* Task objective
Copy every line of the records below word for word, leaving out the pictures.

[Element and region listings]
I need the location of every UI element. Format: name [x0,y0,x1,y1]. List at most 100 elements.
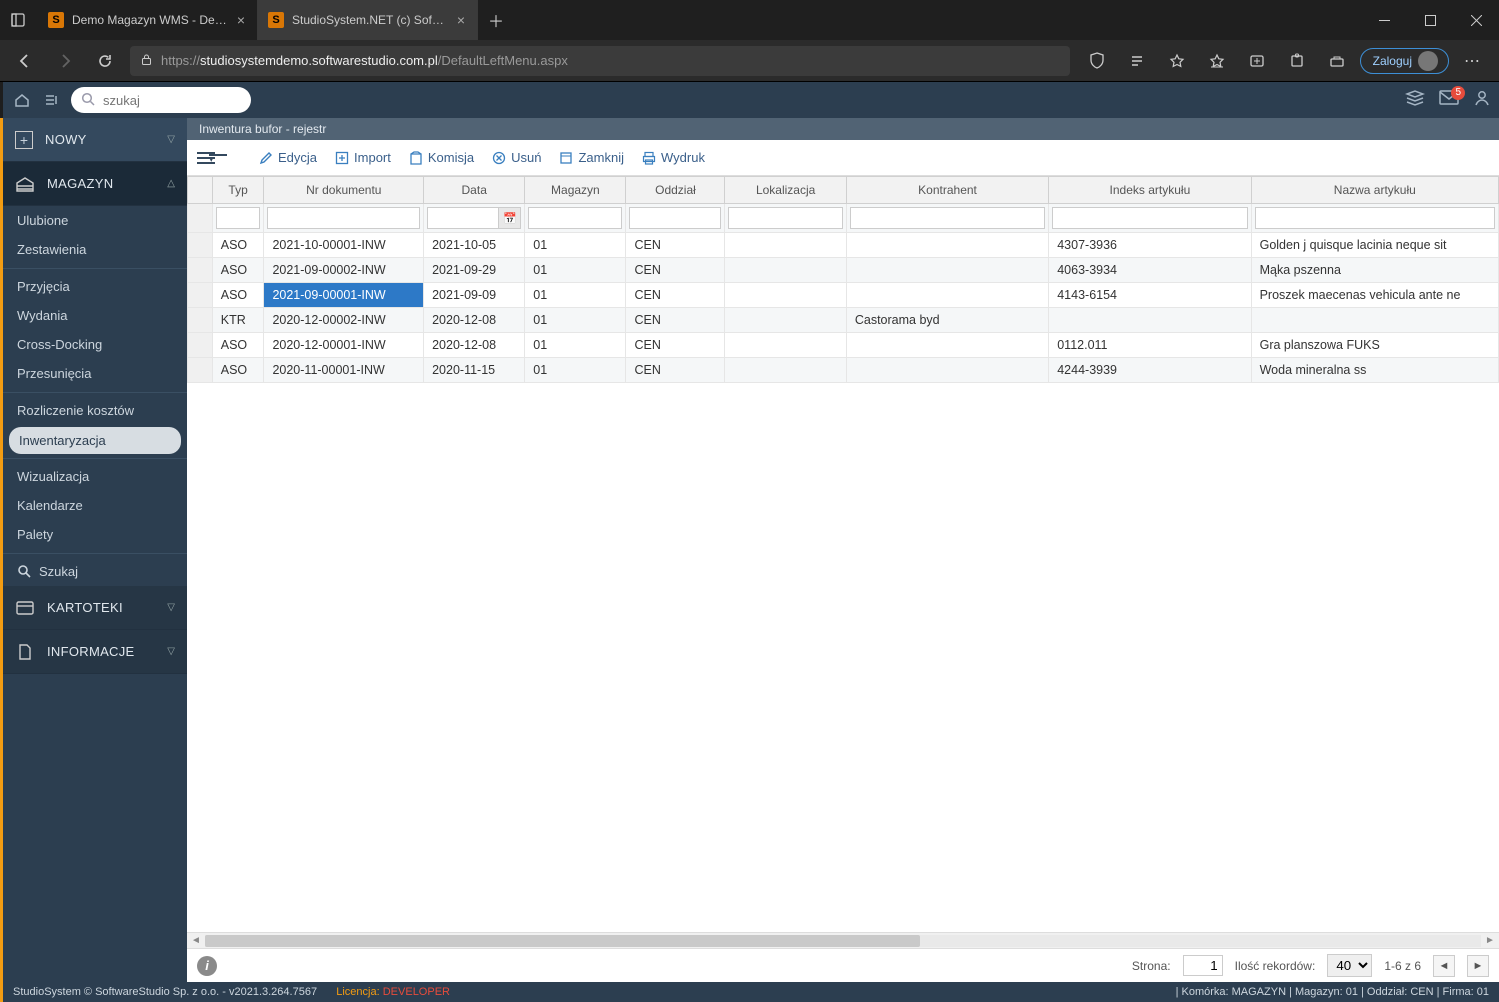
table-row[interactable]: ASO2020-11-00001-INW2020-11-1501CEN 4244-… [188,358,1499,383]
scroll-right-icon[interactable]: ► [1483,935,1497,946]
sidebar-item-ulubione[interactable]: Ulubione [3,206,187,235]
cell-data[interactable]: 2020-12-08 [424,308,525,333]
col-kontrahent[interactable]: Kontrahent [846,177,1048,204]
sidebar-item-rozliczeniekosztw[interactable]: Rozliczenie kosztów [3,392,187,425]
profile-login-button[interactable]: Zaloguj [1360,48,1449,74]
search-box[interactable] [71,87,251,113]
cell-kon[interactable] [846,233,1048,258]
sidebar-item-przyjcia[interactable]: Przyjęcia [3,268,187,301]
cell-lok[interactable] [725,358,846,383]
cell-data[interactable]: 2021-09-29 [424,258,525,283]
tab-actions-button[interactable] [0,13,36,27]
cell-naz[interactable]: Woda mineralna ss [1251,358,1498,383]
cell-typ[interactable]: ASO [212,233,264,258]
filter-data[interactable] [427,207,499,229]
cell-lok[interactable] [725,233,846,258]
home-icon[interactable] [11,89,33,111]
cell-odd[interactable]: CEN [626,358,725,383]
new-tab-button[interactable]: ＋ [478,0,514,40]
cell-nr[interactable]: 2021-09-00002-INW [264,258,424,283]
sidebar-item-palety[interactable]: Palety [3,520,187,549]
sidebar-item-crossdocking[interactable]: Cross-Docking [3,330,187,359]
cell-typ[interactable]: ASO [212,333,264,358]
edit-button[interactable]: Edycja [259,150,317,165]
cell-data[interactable]: 2020-12-08 [424,333,525,358]
cell-idx[interactable]: 4307-3936 [1049,233,1251,258]
tab-close-icon[interactable]: × [235,12,247,28]
cell-nr[interactable]: 2020-11-00001-INW [264,358,424,383]
cell-naz[interactable]: Golden j quisque lacinia neque sit [1251,233,1498,258]
filter-lokalizacja[interactable] [728,207,842,229]
sidebar-section-kartoteki[interactable]: KARTOTEKI ▽ [3,586,187,630]
cell-typ[interactable]: ASO [212,258,264,283]
page-prev-button[interactable]: ◄ [1433,955,1455,977]
sidebar-item-zestawienia[interactable]: Zestawienia [3,235,187,264]
cell-kon[interactable] [846,258,1048,283]
cell-naz[interactable]: Mąka pszenna [1251,258,1498,283]
cell-nr[interactable]: 2021-09-00001-INW [264,283,424,308]
extensions-icon[interactable] [1280,46,1314,76]
sidebar-item-kalendarze[interactable]: Kalendarze [3,491,187,520]
sidebar-item-przesunicia[interactable]: Przesunięcia [3,359,187,388]
sidebar-section-nowy[interactable]: + NOWY ▽ [3,118,187,162]
forward-button[interactable] [50,46,80,76]
table-row[interactable]: ASO2020-12-00001-INW2020-12-0801CEN0112.… [188,333,1499,358]
cell-idx[interactable]: 0112.011 [1049,333,1251,358]
cell-mag[interactable]: 01 [525,233,626,258]
sidebar-section-informacje[interactable]: INFORMACJE ▽ [3,630,187,674]
cell-kon[interactable]: Castorama byd [846,308,1048,333]
filter-nr[interactable] [267,207,420,229]
performance-icon[interactable] [1320,46,1354,76]
cell-data[interactable]: 2020-11-15 [424,358,525,383]
col-data[interactable]: Data [424,177,525,204]
cell-typ[interactable]: ASO [212,358,264,383]
back-button[interactable] [10,46,40,76]
grid-menu-button[interactable]: ▾ [195,148,217,168]
filter-typ[interactable] [216,207,261,229]
sidebar-section-magazyn[interactable]: MAGAZYN △ [3,162,187,206]
cell-kon[interactable] [846,333,1048,358]
cell-kon[interactable] [846,358,1048,383]
cell-nr[interactable]: 2021-10-00001-INW [264,233,424,258]
filter-magazyn[interactable] [528,207,622,229]
cell-odd[interactable]: CEN [626,283,725,308]
tracking-icon[interactable] [1080,46,1114,76]
window-maximize-button[interactable] [1407,0,1453,40]
filter-oddzial[interactable] [629,207,721,229]
cell-mag[interactable]: 01 [525,358,626,383]
close-button[interactable]: Zamknij [559,150,624,165]
cell-lok[interactable] [725,308,846,333]
info-icon[interactable]: i [197,956,217,976]
cell-lok[interactable] [725,283,846,308]
sidebar-item-szukaj[interactable]: Szukaj [3,553,187,586]
horizontal-scrollbar[interactable]: ◄ ► [187,932,1499,948]
cell-idx[interactable]: 4244-3939 [1049,358,1251,383]
filter-nazwa[interactable] [1255,207,1495,229]
cell-naz[interactable]: Proszek maecenas vehicula ante ne [1251,283,1498,308]
cell-idx[interactable] [1049,308,1251,333]
col-magazyn[interactable]: Magazyn [525,177,626,204]
tab-close-icon[interactable]: × [455,12,467,28]
collections-icon[interactable] [1240,46,1274,76]
cell-nr[interactable]: 2020-12-00002-INW [264,308,424,333]
favorites-hub-icon[interactable] [1200,46,1234,76]
table-row[interactable]: ASO2021-09-00002-INW2021-09-2901CEN4063-… [188,258,1499,283]
sidebar-item-inwentaryzacja[interactable]: Inwentaryzacja [9,427,181,454]
cell-idx[interactable]: 4063-3934 [1049,258,1251,283]
page-size-select[interactable]: 40 [1327,954,1372,977]
print-button[interactable]: Wydruk [642,150,705,165]
menu-toggle-icon[interactable] [41,89,63,111]
search-input[interactable] [103,93,241,108]
cell-mag[interactable]: 01 [525,308,626,333]
favorite-icon[interactable] [1160,46,1194,76]
page-input[interactable] [1183,955,1223,976]
komisja-button[interactable]: Komisja [409,150,474,165]
cell-lok[interactable] [725,258,846,283]
col-typ[interactable]: Typ [212,177,264,204]
window-minimize-button[interactable] [1361,0,1407,40]
filter-kontrahent[interactable] [850,207,1045,229]
cell-odd[interactable]: CEN [626,333,725,358]
reload-button[interactable] [90,46,120,76]
table-row[interactable]: ASO2021-10-00001-INW2021-10-0501CEN4307-… [188,233,1499,258]
reader-icon[interactable] [1120,46,1154,76]
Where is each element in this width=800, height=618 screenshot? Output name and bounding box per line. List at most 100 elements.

* Result of this task
I need the location of every UI element. Format: name [x0,y0,x1,y1]. List at most 100 elements.
table-row[interactable]: ASO2020-11-00001-INW2020-11-1501CEN 4244-… [188,358,1499,383]
scroll-right-icon[interactable]: ► [1483,935,1497,946]
sidebar-item-ulubione[interactable]: Ulubione [3,206,187,235]
cell-data[interactable]: 2020-12-08 [424,308,525,333]
col-kontrahent[interactable]: Kontrahent [846,177,1048,204]
sidebar-item-rozliczeniekosztw[interactable]: Rozliczenie kosztów [3,392,187,425]
profile-login-button[interactable]: Zaloguj [1360,48,1449,74]
search-box[interactable] [71,87,251,113]
cell-kon[interactable] [846,233,1048,258]
sidebar-item-przyjcia[interactable]: Przyjęcia [3,268,187,301]
cell-lok[interactable] [725,358,846,383]
cell-data[interactable]: 2021-09-29 [424,258,525,283]
tab-actions-button[interactable] [0,13,36,27]
cell-naz[interactable]: Woda mineralna ss [1251,358,1498,383]
cell-typ[interactable]: ASO [212,233,264,258]
filter-data[interactable] [427,207,499,229]
cell-lok[interactable] [725,233,846,258]
home-icon[interactable] [11,89,33,111]
cell-odd[interactable]: CEN [626,358,725,383]
new-tab-button[interactable]: ＋ [478,0,514,40]
cell-nr[interactable]: 2021-09-00002-INW [264,258,424,283]
sidebar-item-palety[interactable]: Palety [3,520,187,549]
sidebar-item-crossdocking[interactable]: Cross-Docking [3,330,187,359]
cell-typ[interactable]: ASO [212,333,264,358]
edit-button[interactable]: Edycja [259,150,317,165]
cell-data[interactable]: 2020-12-08 [424,333,525,358]
cell-idx[interactable]: 4307-3936 [1049,233,1251,258]
tab-close-icon[interactable]: × [235,12,247,28]
cell-nr[interactable]: 2020-11-00001-INW [264,358,424,383]
cell-naz[interactable]: Golden j quisque lacinia neque sit [1251,233,1498,258]
filter-lokalizacja[interactable] [728,207,842,229]
sidebar-section-kartoteki[interactable]: KARTOTEKI ▽ [3,586,187,630]
cell-typ[interactable]: ASO [212,258,264,283]
page-prev-button[interactable]: ◄ [1433,955,1455,977]
sidebar-item-zestawienia[interactable]: Zestawienia [3,235,187,264]
cell-kon[interactable] [846,258,1048,283]
cell-naz[interactable]: Mąka pszenna [1251,258,1498,283]
cell-nr[interactable]: 2021-09-00001-INW [264,283,424,308]
extensions-icon[interactable] [1280,46,1314,76]
sidebar-item-kalendarze[interactable]: Kalendarze [3,491,187,520]
sidebar-item-przesunicia[interactable]: Przesunięcia [3,359,187,388]
sidebar-section-nowy[interactable]: + NOWY ▽ [3,118,187,162]
forward-button[interactable] [50,46,80,76]
table-row[interactable]: ASO2020-12-00001-INW2020-12-0801CEN0112.… [188,333,1499,358]
cell-idx[interactable]: 0112.011 [1049,333,1251,358]
cell-mag[interactable]: 01 [525,233,626,258]
sidebar-section-informacje[interactable]: INFORMACJE ▽ [3,630,187,674]
cell-kon[interactable]: Castorama byd [846,308,1048,333]
filter-nr[interactable] [267,207,420,229]
performance-icon[interactable] [1320,46,1354,76]
cell-data[interactable]: 2020-11-15 [424,358,525,383]
col-data[interactable]: Data [424,177,525,204]
cell-typ[interactable]: ASO [212,358,264,383]
back-button[interactable] [10,46,40,76]
grid-menu-button[interactable]: ▾ [195,148,217,168]
filter-typ[interactable] [216,207,261,229]
sidebar-section-magazyn[interactable]: MAGAZYN △ [3,162,187,206]
cell-kon[interactable] [846,333,1048,358]
cell-kon[interactable] [846,358,1048,383]
cell-nr[interactable]: 2021-10-00001-INW [264,233,424,258]
filter-magazyn[interactable] [528,207,622,229]
cell-odd[interactable]: CEN [626,283,725,308]
tracking-icon[interactable] [1080,46,1114,76]
window-maximize-button[interactable] [1407,0,1453,40]
filter-oddzial[interactable] [629,207,721,229]
cell-mag[interactable]: 01 [525,358,626,383]
close-button[interactable]: Zamknij [559,150,624,165]
cell-lok[interactable] [725,308,846,333]
info-icon[interactable]: i [197,956,217,976]
cell-lok[interactable] [725,283,846,308]
sidebar-item-szukaj[interactable]: Szukaj [3,553,187,586]
horizontal-scrollbar[interactable]: ◄ ► [187,932,1499,948]
cell-idx[interactable]: 4244-3939 [1049,358,1251,383]
filter-nazwa[interactable] [1255,207,1495,229]
cell-naz[interactable]: Proszek maecenas vehicula ante ne [1251,283,1498,308]
cell-idx[interactable] [1049,308,1251,333]
col-magazyn[interactable]: Magazyn [525,177,626,204]
tab-close-icon[interactable]: × [455,12,467,28]
collections-icon[interactable] [1240,46,1274,76]
cell-nr[interactable]: 2020-12-00002-INW [264,308,424,333]
favorites-hub-icon[interactable] [1200,46,1234,76]
table-row[interactable]: ASO2021-09-00002-INW2021-09-2901CEN4063-… [188,258,1499,283]
sidebar-item-inwentaryzacja[interactable]: Inwentaryzacja [9,427,181,454]
cell-idx[interactable]: 4063-3934 [1049,258,1251,283]
page-size-select[interactable]: 40 [1327,954,1372,977]
print-button[interactable]: Wydruk [642,150,705,165]
menu-toggle-icon[interactable] [41,89,63,111]
search-input[interactable] [103,93,241,108]
cell-mag[interactable]: 01 [525,308,626,333]
favorite-icon[interactable] [1160,46,1194,76]
page-input[interactable] [1183,955,1223,976]
komisja-button[interactable]: Komisja [409,150,474,165]
cell-lok[interactable] [725,258,846,283]
col-typ[interactable]: Typ [212,177,264,204]
window-minimize-button[interactable] [1361,0,1407,40]
filter-kontrahent[interactable] [850,207,1045,229]
cell-odd[interactable]: CEN [626,333,725,358]
reload-button[interactable] [90,46,120,76]
table-row[interactable]: ASO2021-10-00001-INW2021-10-0501CEN4307-… [188,233,1499,258]
reader-icon[interactable] [1120,46,1154,76]
Where is each element in this width=800, height=618 screenshot? Output name and bounding box per line. List at most 100 elements.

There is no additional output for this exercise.